[To be done]
**A.** In the piece below about the wisdom of age, why does the writer say the advice passed on to the children was ignored? Answer in one to three sentences.
**B.** In the piece about the wisdom of age, how much did the writer tell Junior the new tires would cost?

[Text]
Hard-earned wisdom of age

It happened once again.

The clock kept ticking and another birthday came and went – just like it does every year.

I have been roaming this Earth for a little more than half a century, soaking up knowledge and storing it in the vast intellectual vault that is my brain.

OK, I will admit a lot of that knowledge is absolutely worthless. Did you know cockroaches have teeth in their stomachs to break down their food?

Now, you do.

Just another useless tidbit of information I have archived over the years. I could barely remember the information in a book I am studying, but I do know all bananas have a very low level of natural radiation.

But I am much wiser now than I was 20 or 30 years ago.

There is a difference between being smart and being wise.

Smart will help you figure out quantum mechanics, wise will help you realize you are not smart enough to figure out quantum mechanics.

There have been many instances when I have passed my hard-earned wisdom on to my children – only to have it completely ignored.

Not because it was poor advice, but because teenagers know everything in the world that has ever been worth knowing.

Junior bought a truck a while back. A great, big, four-wheel drive that is much more truck than he required.

A co-worker asked me why he needed a truck that big.

“He didn't 'need' one that big, he 'wanted' one that big.”

And to a teen, want and need are very often the same thing.

While the truck is in pretty decent shape, it needed new tires before long

Wisdom told me the rubber would be expensive. And when I mentioned that to Junior.

He replied, “I know.”

I told him they would cost more than $1,000.

“I know.”

I told him with the bank loan, insurance and his social life, coming up with that kind of money will be hard.

“I know.”

Well, the time has come for the rubber to hit the road and that rubber is going to cost a bundle.

When I mentioned it is time to replace all four tires, he replied “Ya, but they are expensive.”

To which I had the great pleasure of responding with, "I know."

My son is very smart, but he is not very wise.

What young lad is, really?

[Raw records]
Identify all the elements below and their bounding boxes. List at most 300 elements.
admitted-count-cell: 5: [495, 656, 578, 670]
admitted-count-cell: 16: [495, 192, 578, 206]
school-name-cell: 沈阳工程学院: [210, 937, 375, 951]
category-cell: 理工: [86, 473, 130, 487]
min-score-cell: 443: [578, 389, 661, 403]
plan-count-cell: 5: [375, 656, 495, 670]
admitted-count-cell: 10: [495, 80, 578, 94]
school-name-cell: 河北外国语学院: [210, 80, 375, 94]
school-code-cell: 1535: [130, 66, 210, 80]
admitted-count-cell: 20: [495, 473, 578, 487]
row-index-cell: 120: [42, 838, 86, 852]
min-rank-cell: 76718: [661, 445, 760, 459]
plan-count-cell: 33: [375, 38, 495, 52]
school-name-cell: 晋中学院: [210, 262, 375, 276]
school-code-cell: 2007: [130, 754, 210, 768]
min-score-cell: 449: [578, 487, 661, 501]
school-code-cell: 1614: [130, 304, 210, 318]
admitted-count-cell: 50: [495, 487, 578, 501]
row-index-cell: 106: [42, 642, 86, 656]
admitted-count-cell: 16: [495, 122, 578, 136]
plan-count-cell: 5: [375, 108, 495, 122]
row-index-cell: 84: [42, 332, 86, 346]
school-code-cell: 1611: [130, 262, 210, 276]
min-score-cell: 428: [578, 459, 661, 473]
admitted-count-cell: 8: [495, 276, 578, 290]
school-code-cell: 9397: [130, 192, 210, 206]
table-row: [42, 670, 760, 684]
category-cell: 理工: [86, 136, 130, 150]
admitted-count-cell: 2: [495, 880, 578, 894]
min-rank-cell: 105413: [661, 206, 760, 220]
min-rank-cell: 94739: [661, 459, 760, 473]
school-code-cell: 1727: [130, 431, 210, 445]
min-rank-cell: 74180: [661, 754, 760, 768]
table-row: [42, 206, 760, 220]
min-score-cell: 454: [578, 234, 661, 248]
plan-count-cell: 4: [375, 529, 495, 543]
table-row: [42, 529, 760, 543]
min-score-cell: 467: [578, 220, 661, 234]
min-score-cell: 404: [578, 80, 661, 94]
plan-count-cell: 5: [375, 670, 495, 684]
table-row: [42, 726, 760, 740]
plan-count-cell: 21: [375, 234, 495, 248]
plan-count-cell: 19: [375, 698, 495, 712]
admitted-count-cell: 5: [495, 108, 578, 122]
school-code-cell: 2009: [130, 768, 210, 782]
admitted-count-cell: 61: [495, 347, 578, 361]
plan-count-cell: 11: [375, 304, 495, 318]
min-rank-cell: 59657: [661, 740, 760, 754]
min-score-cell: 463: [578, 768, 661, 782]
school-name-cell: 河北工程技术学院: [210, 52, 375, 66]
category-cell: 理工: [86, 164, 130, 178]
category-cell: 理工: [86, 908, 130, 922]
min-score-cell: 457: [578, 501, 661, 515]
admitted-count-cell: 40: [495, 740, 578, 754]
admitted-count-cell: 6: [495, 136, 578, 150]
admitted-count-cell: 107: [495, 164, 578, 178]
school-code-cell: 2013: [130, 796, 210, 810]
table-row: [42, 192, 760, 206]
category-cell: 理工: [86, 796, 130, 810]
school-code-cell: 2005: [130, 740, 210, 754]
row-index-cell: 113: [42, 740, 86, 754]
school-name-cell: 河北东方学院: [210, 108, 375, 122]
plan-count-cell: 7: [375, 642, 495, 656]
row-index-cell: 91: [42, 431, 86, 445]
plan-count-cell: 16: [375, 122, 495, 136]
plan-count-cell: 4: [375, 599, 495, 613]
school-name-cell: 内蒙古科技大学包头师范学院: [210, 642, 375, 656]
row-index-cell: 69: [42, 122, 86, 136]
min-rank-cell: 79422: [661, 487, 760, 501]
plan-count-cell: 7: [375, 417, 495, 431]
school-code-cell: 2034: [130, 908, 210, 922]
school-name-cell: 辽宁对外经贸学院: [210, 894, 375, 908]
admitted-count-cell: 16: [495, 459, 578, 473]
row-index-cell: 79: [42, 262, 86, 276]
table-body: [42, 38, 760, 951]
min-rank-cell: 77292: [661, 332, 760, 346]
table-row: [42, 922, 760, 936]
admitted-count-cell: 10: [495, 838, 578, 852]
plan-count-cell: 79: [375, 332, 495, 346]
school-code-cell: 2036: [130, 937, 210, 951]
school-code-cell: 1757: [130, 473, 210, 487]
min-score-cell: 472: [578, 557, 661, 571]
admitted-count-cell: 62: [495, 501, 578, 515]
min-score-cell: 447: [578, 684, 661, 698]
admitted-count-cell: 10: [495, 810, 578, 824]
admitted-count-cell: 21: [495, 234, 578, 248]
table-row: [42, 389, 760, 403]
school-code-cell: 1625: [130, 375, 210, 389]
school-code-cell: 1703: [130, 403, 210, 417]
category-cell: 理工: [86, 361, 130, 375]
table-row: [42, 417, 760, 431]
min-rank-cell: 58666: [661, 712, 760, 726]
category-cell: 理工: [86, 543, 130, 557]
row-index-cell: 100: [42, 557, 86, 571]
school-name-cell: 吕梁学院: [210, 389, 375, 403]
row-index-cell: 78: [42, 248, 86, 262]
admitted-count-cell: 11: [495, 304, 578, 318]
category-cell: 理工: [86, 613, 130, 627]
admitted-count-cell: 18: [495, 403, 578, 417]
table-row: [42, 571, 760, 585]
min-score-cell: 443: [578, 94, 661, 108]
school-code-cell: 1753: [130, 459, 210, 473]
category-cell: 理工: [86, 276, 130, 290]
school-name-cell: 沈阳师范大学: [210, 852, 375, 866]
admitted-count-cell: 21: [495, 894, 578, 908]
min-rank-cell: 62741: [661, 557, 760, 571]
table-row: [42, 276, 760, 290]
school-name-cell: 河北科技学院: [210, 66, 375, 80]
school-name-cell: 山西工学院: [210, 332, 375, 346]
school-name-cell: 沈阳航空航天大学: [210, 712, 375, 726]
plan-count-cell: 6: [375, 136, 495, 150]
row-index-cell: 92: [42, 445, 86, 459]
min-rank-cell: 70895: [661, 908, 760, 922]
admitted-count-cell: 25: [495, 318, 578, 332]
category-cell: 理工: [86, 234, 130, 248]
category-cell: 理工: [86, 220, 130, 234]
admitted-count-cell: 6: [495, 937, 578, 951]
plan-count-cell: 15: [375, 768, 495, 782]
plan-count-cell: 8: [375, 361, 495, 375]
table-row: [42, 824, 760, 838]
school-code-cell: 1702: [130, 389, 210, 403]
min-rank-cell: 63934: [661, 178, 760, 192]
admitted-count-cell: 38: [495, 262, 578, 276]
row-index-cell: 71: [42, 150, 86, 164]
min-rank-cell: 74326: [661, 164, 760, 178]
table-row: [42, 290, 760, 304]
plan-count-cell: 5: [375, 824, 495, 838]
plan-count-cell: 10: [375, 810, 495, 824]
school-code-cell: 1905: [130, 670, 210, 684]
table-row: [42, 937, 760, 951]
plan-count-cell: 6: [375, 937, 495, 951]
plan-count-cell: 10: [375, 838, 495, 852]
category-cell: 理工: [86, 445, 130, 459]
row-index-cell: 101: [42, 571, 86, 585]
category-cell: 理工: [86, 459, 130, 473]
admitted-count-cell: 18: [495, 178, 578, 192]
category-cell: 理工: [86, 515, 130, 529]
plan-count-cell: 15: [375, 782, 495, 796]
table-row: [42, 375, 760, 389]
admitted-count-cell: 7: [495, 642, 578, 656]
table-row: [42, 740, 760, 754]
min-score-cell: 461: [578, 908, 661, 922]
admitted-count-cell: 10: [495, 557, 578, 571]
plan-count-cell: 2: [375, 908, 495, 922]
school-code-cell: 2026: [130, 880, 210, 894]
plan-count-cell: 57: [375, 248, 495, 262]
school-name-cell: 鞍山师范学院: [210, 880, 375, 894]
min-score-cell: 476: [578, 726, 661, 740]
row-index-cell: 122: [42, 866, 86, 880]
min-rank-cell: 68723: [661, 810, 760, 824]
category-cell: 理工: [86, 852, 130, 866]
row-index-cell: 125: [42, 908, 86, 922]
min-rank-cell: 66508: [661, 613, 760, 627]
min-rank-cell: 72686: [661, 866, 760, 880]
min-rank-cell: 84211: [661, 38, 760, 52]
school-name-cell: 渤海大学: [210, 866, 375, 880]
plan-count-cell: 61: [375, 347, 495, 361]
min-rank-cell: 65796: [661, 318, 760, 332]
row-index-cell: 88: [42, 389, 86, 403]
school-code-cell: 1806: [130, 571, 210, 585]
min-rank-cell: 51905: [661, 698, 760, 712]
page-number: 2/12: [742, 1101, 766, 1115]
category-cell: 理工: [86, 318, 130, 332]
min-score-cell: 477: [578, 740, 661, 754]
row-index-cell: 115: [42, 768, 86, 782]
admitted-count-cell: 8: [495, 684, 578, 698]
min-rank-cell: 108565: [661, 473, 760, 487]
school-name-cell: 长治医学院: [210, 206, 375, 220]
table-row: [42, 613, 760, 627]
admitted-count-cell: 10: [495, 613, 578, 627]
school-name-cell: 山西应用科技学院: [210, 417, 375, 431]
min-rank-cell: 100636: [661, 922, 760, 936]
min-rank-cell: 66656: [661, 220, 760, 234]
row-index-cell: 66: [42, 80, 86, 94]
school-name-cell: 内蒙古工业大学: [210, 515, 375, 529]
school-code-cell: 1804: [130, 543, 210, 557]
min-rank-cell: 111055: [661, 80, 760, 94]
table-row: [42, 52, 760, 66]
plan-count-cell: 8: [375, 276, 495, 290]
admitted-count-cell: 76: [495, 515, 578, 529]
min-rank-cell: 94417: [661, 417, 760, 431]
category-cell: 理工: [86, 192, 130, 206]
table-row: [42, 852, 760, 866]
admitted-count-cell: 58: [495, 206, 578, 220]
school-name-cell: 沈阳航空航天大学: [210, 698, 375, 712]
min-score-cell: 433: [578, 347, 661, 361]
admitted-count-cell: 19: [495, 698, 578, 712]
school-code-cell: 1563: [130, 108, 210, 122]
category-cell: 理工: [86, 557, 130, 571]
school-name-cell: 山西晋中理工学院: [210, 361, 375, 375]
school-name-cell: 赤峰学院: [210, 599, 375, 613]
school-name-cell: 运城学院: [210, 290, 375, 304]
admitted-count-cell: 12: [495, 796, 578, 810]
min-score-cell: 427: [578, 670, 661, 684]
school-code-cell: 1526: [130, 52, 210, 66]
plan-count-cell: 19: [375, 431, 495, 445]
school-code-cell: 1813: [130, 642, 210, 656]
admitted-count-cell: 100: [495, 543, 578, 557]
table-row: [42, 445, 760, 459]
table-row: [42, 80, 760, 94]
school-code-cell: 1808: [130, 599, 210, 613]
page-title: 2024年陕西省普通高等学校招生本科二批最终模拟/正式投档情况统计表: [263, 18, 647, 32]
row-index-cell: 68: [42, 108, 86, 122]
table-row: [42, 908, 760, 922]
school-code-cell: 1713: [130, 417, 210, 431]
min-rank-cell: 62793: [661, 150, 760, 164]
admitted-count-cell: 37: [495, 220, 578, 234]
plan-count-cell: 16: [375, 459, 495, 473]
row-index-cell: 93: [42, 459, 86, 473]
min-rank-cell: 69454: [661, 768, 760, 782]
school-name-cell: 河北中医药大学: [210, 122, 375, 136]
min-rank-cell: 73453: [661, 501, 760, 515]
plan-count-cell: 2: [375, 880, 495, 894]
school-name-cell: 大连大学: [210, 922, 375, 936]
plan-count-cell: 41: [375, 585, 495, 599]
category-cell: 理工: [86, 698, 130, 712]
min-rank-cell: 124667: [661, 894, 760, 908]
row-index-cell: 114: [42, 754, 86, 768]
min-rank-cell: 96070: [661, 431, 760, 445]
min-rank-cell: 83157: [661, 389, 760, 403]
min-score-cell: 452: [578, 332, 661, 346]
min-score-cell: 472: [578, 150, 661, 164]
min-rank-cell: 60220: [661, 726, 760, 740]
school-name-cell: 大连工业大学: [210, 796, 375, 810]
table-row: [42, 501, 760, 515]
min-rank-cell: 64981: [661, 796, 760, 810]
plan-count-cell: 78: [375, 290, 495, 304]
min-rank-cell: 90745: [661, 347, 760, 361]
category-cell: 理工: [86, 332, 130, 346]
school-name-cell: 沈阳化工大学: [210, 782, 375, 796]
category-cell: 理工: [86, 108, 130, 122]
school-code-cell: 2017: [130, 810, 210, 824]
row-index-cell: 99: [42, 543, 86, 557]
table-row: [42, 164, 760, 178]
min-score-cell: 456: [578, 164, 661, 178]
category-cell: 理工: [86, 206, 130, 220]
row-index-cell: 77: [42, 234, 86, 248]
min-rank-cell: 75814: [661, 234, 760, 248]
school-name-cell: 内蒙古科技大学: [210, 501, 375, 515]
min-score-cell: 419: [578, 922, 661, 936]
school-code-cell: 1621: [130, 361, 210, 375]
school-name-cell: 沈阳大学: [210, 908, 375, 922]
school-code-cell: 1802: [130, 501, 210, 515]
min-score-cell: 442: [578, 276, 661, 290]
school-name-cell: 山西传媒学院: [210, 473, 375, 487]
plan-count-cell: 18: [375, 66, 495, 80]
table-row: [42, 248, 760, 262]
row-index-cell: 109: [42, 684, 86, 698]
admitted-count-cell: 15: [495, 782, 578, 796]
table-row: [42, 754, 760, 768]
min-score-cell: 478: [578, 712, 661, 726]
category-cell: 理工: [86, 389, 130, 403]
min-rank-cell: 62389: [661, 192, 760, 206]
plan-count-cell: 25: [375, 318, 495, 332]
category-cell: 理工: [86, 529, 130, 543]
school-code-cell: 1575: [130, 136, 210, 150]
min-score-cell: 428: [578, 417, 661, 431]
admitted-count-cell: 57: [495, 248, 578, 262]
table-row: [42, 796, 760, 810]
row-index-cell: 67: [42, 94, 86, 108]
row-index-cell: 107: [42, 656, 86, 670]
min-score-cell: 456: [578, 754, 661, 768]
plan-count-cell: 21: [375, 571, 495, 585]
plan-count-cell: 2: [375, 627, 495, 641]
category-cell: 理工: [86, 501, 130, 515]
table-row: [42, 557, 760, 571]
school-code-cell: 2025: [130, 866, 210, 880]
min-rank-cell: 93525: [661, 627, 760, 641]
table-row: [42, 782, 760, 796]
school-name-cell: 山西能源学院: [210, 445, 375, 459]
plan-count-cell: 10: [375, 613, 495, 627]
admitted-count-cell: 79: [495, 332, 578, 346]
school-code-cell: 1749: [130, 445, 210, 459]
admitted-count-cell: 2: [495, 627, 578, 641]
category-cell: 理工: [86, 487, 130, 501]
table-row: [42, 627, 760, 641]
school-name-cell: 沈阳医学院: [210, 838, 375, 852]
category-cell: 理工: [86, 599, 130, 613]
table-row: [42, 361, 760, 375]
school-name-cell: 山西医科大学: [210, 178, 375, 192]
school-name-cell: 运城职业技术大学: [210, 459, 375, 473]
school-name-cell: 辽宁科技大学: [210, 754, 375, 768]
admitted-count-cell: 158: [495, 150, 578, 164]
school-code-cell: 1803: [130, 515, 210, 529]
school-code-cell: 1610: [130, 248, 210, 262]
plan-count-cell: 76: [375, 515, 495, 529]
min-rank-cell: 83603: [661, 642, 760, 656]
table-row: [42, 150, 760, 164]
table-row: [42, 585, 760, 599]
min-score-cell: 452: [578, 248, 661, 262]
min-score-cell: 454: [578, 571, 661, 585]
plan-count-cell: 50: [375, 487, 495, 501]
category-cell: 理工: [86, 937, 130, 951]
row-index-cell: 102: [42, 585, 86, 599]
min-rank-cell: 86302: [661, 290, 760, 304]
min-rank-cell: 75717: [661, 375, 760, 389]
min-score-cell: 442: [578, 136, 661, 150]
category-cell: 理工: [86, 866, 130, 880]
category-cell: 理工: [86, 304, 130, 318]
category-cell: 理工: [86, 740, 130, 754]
==
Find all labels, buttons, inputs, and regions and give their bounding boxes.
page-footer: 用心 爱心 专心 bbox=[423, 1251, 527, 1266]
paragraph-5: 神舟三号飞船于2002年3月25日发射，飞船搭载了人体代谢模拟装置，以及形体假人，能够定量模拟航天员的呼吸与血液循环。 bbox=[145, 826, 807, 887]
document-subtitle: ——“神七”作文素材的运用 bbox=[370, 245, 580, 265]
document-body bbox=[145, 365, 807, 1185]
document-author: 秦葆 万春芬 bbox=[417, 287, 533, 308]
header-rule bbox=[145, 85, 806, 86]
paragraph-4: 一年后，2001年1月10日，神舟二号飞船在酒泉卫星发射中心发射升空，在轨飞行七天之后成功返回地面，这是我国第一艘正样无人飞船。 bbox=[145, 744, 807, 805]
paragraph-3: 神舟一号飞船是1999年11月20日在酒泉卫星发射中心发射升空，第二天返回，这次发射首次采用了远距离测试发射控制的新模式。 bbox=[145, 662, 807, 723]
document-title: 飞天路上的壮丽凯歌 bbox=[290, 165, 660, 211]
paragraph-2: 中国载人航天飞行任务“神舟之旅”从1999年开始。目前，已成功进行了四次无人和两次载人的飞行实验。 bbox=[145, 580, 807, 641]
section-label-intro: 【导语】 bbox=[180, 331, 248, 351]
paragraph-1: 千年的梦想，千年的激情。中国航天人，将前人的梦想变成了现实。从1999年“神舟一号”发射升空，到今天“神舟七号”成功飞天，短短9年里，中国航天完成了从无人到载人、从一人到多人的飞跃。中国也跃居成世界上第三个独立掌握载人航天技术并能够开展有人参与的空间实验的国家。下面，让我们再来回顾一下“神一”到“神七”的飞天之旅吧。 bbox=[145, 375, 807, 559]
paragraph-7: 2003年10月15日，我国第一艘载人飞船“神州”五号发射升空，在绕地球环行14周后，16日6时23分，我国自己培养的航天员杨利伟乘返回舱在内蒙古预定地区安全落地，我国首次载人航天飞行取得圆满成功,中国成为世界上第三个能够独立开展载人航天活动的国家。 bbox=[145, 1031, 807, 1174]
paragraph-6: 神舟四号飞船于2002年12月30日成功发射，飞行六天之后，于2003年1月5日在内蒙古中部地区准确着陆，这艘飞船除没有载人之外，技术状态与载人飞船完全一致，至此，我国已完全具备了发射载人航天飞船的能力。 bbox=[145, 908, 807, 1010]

[Answers per task]
**A.** The writer says the advice was ignored not because it was poor advice. It was ignored because teenagers know everything in the world that has ever been worth knowing.

**B.** More than $1,000.